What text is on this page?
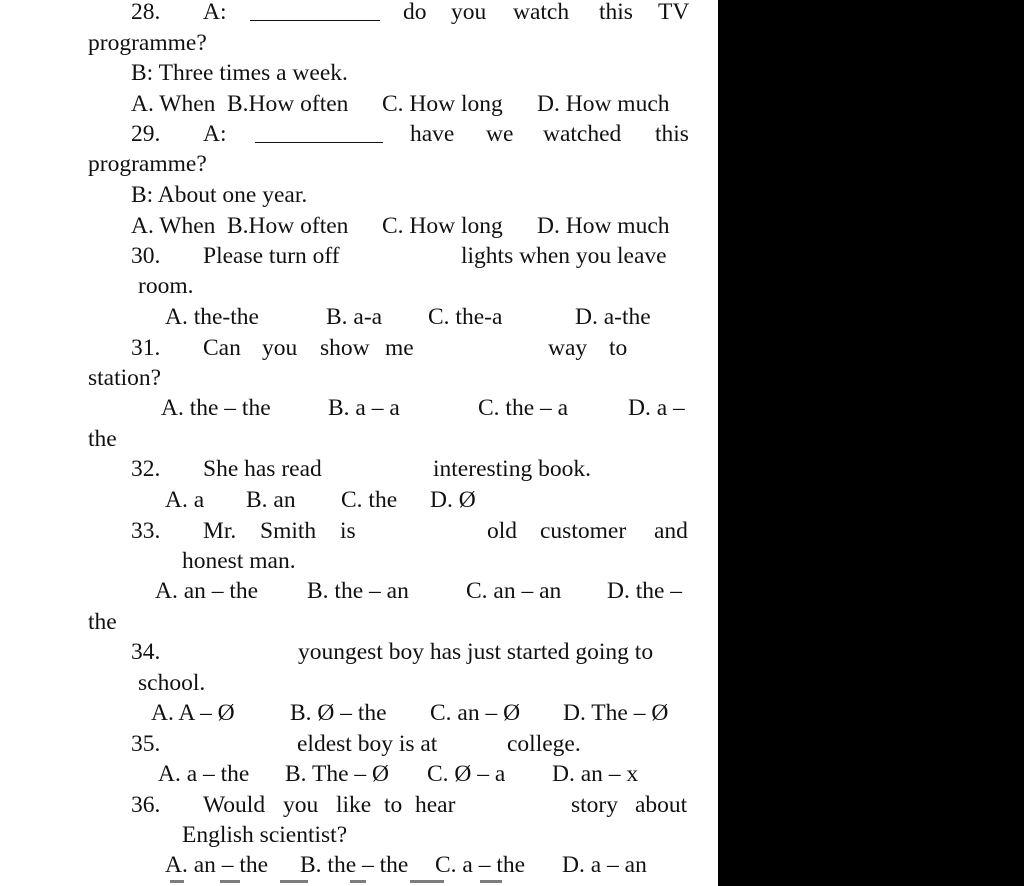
28. A:	do you watch this TV
programme?
B: Three times a week.
A. When B.How often C. How long D. How much
29. A:	have we watched this
programme?
B: About one year.
A. When B.How often C. How long D. How much
30. Please turn off	lights when you leave
room.
A. the-the	B. a-a C. the-a	D. a-the
31. Can you show me	way to
station?
A. the – the B. a – a	C. the – a	D. a –
the
32. She has read	interesting book.
A. a B. an C. the D. Ø
33. Mr. Smith is	old customer and
honest man.
A. an – the B. the – an C. an – an D. the –
the
34.	youngest boy has just started going to
school.
A. A – Ø B. Ø – the C. an – Ø D. The – Ø
35.	eldest boy is at	college.
A. a – the B. The – Ø C. Ø – a D. an – x
36. Would you like to hear	story about
English scientist?
A. an – the B. the – the C. a – the D. a – an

■ Task
Without including any picture, repeat the data exactly.

■ Output for this task
What text is on this page?
28. A:	do you watch this TV
programme?
B: Three times a week.
A. When B.How often C. How long D. How much
29. A:	have we watched this
programme?
B: About one year.
A. When B.How often C. How long D. How much
30. Please turn off	lights when you leave
room.
A. the-the	B. a-a C. the-a	D. a-the
31. Can you show me	way to
station?
A. the – the B. a – a	C. the – a	D. a –
the
32. She has read	interesting book.
A. a B. an C. the D. Ø
33. Mr. Smith is	old customer and
honest man.
A. an – the B. the – an C. an – an D. the –
the
34.	youngest boy has just started going to
school.
A. A – Ø B. Ø – the C. an – Ø D. The – Ø
35.	eldest boy is at	college.
A. a – the B. The – Ø C. Ø – a D. an – x
36. Would you like to hear	story about
English scientist?
A. an – the B. the – the C. a – the D. a – an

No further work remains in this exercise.